INPUT RECORDS
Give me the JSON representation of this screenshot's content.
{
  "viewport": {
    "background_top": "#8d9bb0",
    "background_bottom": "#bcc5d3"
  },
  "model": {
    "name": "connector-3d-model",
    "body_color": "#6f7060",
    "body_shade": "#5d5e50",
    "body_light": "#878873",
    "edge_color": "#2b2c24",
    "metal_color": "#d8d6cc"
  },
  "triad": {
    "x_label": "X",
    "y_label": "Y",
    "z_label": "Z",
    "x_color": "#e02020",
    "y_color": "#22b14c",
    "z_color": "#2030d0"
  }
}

TO BE DONE
Using the data above, output each line exactly.

RESULT OF THIS EXERCISE
Give me the JSON representation of this screenshot's content.
{
  "viewport": {
    "background_top": "#8d9bb0",
    "background_bottom": "#bcc5d3"
  },
  "model": {
    "name": "connector-3d-model",
    "body_color": "#6f7060",
    "body_shade": "#5d5e50",
    "body_light": "#878873",
    "edge_color": "#2b2c24",
    "metal_color": "#d8d6cc"
  },
  "triad": {
    "x_label": "X",
    "y_label": "Y",
    "z_label": "Z",
    "x_color": "#e02020",
    "y_color": "#22b14c",
    "z_color": "#2030d0"
  }
}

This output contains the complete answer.